__What is being asked__
Select the lines that contain "ylabel" and copy each of them.

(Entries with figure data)
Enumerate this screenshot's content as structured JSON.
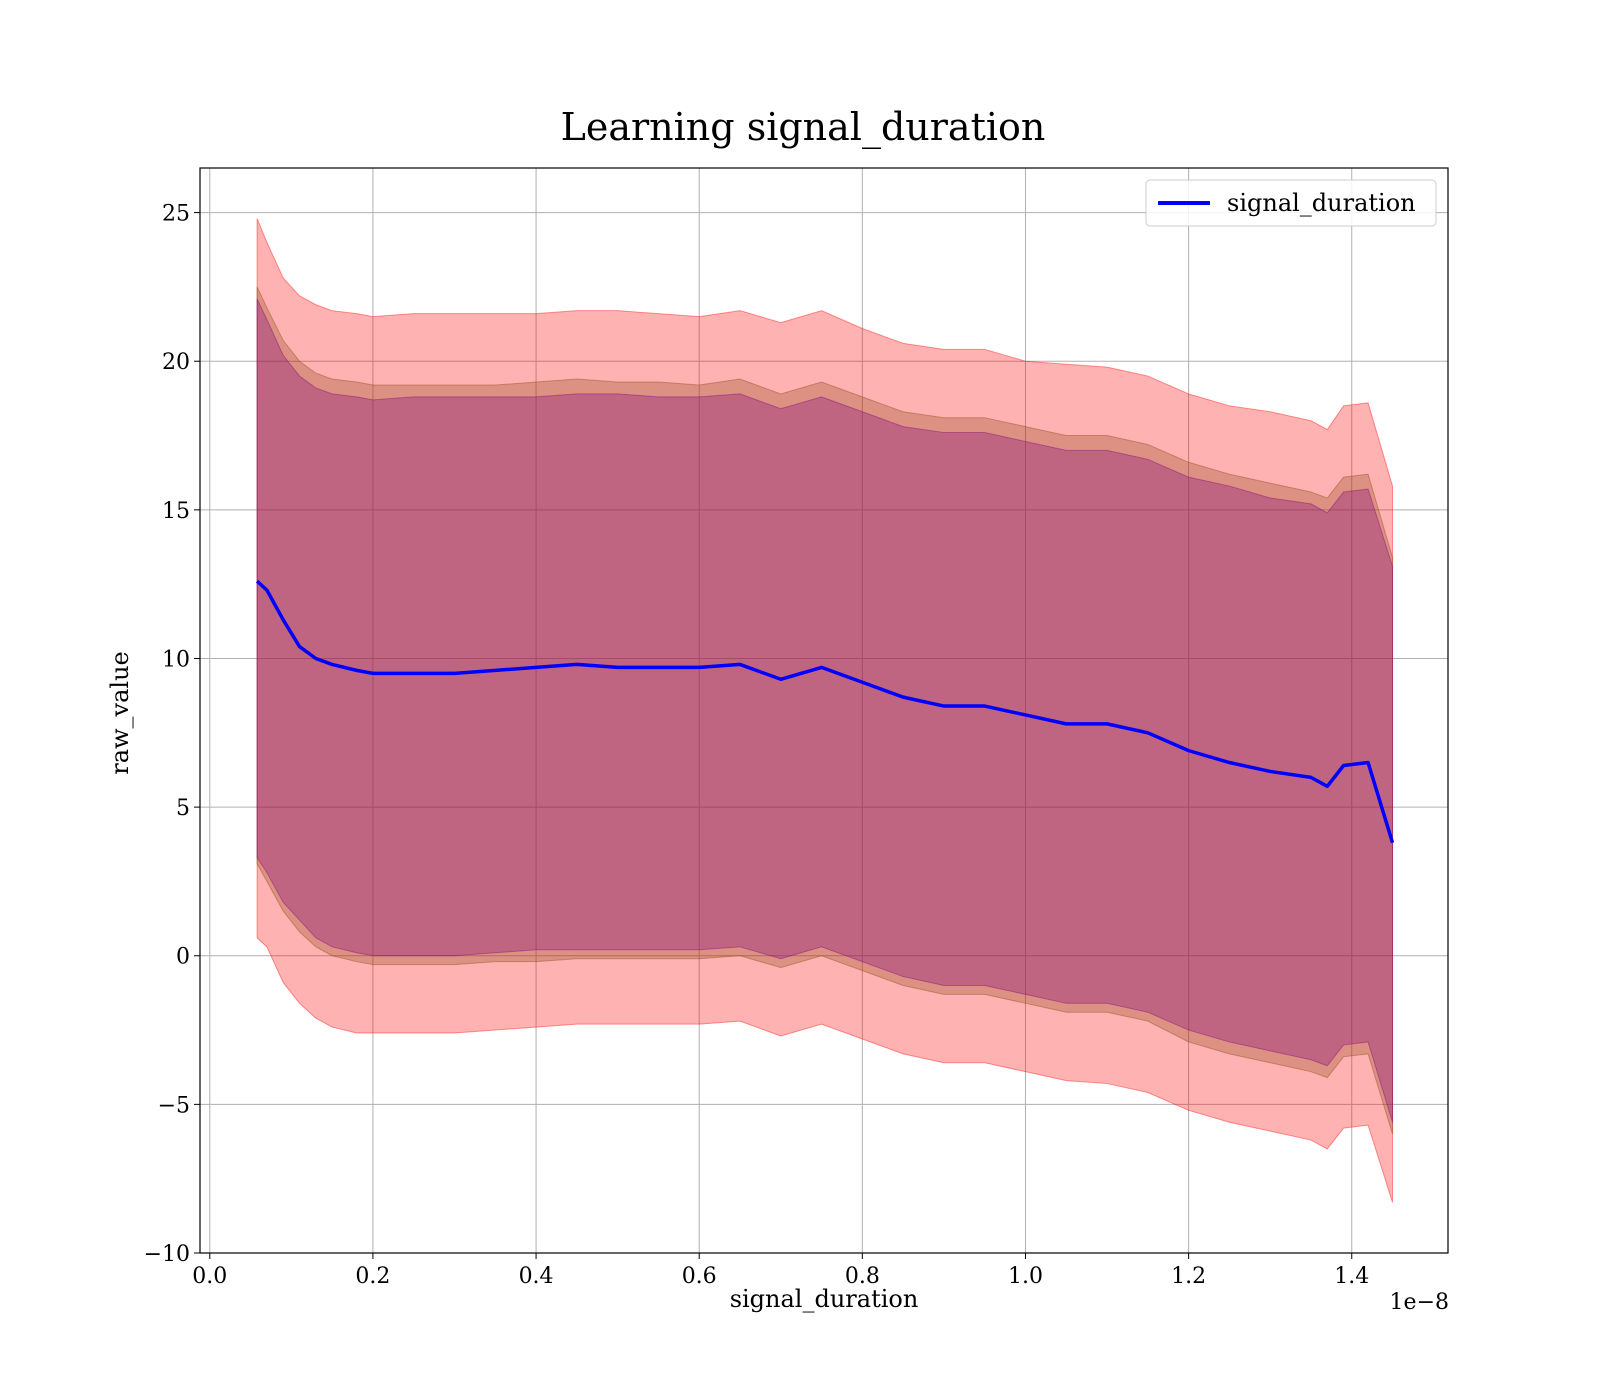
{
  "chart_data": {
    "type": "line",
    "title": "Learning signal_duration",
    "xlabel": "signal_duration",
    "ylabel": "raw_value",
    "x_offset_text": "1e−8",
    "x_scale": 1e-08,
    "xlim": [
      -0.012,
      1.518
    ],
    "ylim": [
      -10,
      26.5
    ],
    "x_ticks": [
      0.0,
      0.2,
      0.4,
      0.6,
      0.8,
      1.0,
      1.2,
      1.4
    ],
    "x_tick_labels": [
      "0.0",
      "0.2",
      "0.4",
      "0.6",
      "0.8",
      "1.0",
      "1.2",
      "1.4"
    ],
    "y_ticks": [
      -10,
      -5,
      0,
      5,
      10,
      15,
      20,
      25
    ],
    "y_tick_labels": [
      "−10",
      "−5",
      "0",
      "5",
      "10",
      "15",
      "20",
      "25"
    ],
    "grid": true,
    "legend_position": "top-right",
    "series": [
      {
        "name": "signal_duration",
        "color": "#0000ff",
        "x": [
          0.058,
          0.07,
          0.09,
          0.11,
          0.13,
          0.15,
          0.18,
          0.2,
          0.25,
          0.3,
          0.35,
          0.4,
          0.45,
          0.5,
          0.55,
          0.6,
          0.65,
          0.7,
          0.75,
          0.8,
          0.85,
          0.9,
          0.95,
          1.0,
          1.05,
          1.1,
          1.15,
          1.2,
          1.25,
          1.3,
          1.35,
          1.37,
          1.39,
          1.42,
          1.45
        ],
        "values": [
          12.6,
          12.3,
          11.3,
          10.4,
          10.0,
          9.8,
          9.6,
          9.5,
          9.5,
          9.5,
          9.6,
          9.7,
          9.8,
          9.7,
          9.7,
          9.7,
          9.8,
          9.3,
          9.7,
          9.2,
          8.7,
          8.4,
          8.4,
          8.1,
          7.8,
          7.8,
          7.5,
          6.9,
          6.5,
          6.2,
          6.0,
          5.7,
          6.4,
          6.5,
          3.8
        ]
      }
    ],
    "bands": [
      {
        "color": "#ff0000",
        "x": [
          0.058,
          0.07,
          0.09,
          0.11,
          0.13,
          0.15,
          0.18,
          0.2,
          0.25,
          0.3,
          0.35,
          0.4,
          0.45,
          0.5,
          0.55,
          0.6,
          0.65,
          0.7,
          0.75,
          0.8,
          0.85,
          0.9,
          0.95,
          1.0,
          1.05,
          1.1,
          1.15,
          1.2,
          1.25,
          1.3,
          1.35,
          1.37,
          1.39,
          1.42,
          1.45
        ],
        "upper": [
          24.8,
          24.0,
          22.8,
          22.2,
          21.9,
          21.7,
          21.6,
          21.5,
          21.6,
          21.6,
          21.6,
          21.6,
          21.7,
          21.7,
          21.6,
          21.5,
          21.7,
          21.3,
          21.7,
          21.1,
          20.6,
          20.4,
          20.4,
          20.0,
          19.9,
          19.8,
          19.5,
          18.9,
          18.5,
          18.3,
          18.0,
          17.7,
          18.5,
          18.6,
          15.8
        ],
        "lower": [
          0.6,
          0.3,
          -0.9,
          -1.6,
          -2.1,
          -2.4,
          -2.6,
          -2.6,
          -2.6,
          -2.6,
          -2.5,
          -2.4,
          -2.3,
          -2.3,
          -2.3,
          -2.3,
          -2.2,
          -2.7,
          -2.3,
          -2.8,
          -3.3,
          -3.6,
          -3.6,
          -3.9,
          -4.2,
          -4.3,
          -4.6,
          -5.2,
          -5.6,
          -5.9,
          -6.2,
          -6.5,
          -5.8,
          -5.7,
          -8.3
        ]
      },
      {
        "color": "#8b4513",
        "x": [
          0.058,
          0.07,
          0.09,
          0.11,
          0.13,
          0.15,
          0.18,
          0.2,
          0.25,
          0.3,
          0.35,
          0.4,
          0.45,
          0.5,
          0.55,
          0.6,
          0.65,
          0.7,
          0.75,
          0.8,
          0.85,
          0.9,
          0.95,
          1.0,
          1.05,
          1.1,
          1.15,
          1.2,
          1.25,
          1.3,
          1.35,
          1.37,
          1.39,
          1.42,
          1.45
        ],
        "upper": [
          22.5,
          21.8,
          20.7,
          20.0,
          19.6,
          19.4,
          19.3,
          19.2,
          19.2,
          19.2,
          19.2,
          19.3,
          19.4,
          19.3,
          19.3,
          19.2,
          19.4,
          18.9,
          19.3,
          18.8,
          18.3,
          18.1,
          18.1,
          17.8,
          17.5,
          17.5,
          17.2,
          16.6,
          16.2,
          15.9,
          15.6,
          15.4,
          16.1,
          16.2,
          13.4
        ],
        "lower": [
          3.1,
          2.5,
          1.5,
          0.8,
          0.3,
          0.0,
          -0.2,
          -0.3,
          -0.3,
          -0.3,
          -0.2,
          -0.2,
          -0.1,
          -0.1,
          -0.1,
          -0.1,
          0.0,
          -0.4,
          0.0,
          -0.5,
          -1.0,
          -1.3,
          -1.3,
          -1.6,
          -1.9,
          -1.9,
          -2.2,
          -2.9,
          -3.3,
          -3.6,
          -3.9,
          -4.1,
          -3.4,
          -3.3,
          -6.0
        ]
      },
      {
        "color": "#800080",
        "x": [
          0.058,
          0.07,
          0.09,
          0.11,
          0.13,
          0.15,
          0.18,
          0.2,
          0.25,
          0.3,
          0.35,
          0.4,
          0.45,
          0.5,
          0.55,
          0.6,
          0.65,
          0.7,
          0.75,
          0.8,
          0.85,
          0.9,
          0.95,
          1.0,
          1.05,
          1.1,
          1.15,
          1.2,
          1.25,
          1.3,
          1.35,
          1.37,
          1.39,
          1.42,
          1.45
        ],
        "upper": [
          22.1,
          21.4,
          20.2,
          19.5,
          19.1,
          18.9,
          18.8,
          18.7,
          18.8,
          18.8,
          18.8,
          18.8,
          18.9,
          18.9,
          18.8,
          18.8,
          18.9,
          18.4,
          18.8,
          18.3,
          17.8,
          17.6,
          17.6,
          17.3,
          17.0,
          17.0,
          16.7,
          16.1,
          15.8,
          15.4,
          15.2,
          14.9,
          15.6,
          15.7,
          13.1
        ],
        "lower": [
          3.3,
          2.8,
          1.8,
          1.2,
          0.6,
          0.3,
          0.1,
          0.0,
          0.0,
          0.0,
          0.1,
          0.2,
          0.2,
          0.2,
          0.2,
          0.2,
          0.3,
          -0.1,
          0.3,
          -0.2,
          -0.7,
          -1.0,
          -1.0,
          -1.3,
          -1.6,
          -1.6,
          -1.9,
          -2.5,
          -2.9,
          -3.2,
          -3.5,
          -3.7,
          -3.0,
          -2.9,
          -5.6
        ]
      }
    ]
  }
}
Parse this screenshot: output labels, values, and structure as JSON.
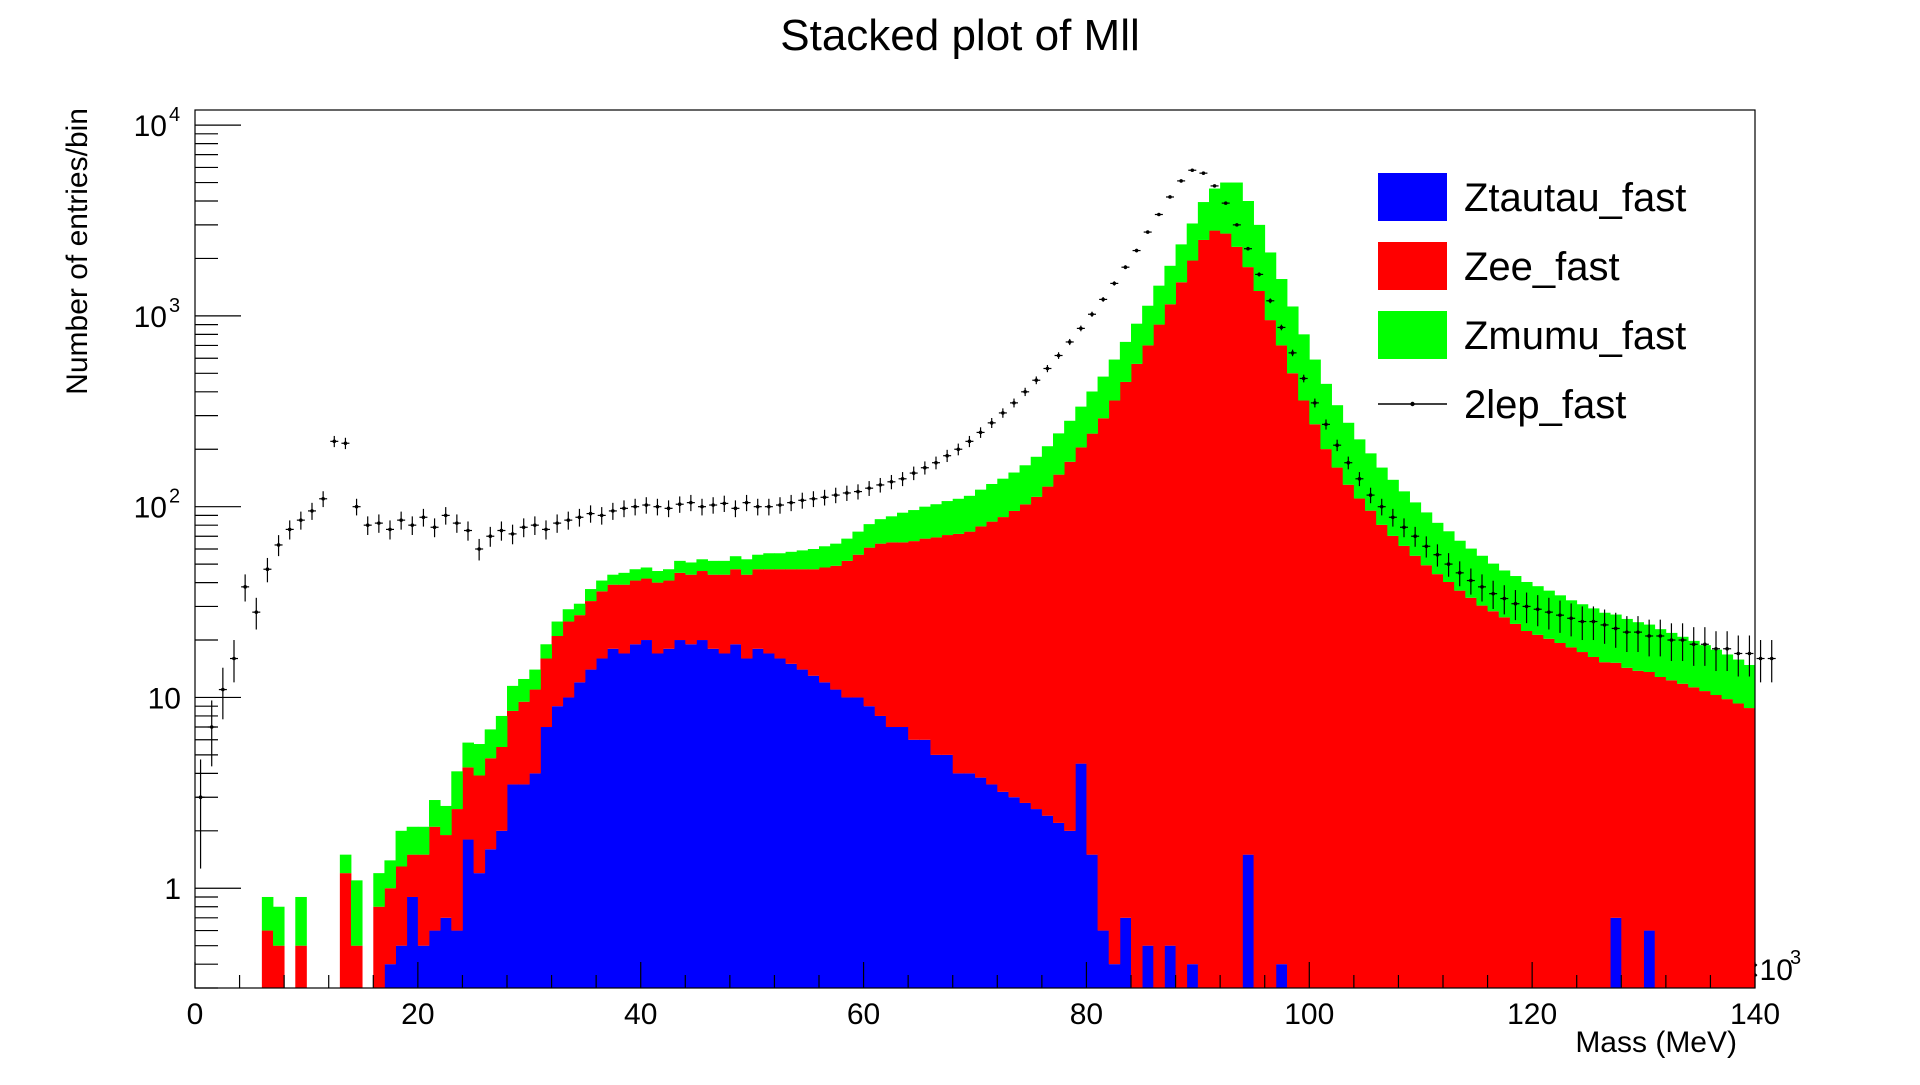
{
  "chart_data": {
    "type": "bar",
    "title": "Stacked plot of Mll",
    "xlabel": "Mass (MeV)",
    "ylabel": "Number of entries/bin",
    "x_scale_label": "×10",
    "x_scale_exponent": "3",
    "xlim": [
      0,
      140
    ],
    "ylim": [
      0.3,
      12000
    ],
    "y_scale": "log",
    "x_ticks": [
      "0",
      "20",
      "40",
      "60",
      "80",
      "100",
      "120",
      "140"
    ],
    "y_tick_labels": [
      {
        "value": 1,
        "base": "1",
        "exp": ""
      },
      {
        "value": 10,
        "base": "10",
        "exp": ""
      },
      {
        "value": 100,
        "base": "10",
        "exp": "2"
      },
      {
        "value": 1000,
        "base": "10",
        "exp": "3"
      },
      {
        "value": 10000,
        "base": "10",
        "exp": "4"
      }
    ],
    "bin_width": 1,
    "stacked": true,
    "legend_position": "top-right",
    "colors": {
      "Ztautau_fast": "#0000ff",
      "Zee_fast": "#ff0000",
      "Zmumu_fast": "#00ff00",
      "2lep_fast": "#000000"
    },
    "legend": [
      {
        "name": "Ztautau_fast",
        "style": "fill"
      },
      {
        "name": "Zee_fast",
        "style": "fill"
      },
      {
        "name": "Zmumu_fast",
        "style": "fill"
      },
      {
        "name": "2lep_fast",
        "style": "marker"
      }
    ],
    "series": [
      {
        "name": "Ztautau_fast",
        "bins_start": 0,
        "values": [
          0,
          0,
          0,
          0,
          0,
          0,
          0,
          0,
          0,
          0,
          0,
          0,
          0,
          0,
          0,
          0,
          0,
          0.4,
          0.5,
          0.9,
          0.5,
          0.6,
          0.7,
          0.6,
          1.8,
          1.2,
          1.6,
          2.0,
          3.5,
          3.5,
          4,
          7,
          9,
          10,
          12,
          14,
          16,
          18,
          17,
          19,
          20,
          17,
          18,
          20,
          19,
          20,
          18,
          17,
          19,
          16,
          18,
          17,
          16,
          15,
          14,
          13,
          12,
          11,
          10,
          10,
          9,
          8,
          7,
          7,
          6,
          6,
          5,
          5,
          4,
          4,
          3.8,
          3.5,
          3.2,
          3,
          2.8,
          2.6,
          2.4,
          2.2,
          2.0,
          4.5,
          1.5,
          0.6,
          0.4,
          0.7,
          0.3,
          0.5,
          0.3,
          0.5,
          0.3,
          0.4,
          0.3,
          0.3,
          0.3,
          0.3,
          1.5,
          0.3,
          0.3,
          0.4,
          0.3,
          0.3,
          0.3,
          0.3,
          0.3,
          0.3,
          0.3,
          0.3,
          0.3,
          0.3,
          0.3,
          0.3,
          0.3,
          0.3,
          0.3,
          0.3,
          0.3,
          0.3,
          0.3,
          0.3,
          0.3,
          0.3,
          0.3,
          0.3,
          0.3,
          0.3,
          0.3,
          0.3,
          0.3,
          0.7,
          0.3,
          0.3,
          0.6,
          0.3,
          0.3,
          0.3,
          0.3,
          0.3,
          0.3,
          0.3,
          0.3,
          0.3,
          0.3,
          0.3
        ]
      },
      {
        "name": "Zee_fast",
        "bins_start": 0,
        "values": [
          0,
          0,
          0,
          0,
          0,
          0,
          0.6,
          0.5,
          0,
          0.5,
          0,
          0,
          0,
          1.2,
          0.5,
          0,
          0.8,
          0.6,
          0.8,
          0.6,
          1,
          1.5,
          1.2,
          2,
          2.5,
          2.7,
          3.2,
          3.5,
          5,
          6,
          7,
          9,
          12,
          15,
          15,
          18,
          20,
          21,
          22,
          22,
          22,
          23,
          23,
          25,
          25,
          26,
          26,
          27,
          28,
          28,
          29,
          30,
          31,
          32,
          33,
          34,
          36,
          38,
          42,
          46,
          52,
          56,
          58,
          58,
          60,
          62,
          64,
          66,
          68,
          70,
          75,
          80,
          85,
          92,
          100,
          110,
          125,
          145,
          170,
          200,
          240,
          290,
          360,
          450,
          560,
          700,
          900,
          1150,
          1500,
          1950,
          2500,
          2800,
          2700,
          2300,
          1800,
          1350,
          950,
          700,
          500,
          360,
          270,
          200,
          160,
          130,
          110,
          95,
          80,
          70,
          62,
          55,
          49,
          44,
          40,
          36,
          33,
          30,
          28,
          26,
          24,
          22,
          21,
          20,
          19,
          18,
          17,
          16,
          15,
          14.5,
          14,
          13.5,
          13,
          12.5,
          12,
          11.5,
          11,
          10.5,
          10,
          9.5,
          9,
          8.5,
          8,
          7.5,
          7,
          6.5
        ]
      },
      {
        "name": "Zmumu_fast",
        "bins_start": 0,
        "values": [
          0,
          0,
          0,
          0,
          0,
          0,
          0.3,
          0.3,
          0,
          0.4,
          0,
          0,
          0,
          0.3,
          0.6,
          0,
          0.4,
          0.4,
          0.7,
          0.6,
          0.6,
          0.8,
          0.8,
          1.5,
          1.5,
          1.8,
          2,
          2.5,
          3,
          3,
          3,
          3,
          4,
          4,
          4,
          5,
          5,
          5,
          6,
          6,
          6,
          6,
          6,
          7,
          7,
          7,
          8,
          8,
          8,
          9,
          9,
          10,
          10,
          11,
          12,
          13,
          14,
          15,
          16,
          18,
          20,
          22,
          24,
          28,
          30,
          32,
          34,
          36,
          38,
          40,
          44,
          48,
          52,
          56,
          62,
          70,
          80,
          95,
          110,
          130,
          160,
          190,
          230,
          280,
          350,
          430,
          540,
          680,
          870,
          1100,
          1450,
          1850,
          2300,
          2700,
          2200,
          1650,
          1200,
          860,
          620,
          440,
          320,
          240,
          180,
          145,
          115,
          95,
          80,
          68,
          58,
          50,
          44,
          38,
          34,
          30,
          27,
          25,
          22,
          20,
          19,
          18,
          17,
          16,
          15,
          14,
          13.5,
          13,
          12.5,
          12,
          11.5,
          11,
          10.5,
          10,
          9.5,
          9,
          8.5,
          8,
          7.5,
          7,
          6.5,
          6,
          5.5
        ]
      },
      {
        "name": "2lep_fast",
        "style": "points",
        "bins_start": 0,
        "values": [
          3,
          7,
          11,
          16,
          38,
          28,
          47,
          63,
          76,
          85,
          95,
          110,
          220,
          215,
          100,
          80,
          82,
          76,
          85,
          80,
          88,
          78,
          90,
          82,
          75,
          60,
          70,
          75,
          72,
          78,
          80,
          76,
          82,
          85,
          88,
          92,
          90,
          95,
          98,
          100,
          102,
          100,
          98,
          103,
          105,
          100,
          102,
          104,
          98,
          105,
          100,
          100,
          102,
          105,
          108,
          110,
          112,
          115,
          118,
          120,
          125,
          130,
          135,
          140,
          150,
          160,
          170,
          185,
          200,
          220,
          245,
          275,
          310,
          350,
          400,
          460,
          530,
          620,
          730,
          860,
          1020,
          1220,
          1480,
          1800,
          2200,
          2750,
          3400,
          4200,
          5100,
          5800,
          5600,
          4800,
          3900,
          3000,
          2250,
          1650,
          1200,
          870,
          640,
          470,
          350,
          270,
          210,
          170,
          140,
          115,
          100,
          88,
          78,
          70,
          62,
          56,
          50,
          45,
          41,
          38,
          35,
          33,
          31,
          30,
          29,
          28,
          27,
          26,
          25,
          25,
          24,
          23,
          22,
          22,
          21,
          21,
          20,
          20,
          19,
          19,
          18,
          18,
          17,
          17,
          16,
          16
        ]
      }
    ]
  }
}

__Task answer__
    "ylabel": "raw_value",
    "ylabel": "Number of entries/bin",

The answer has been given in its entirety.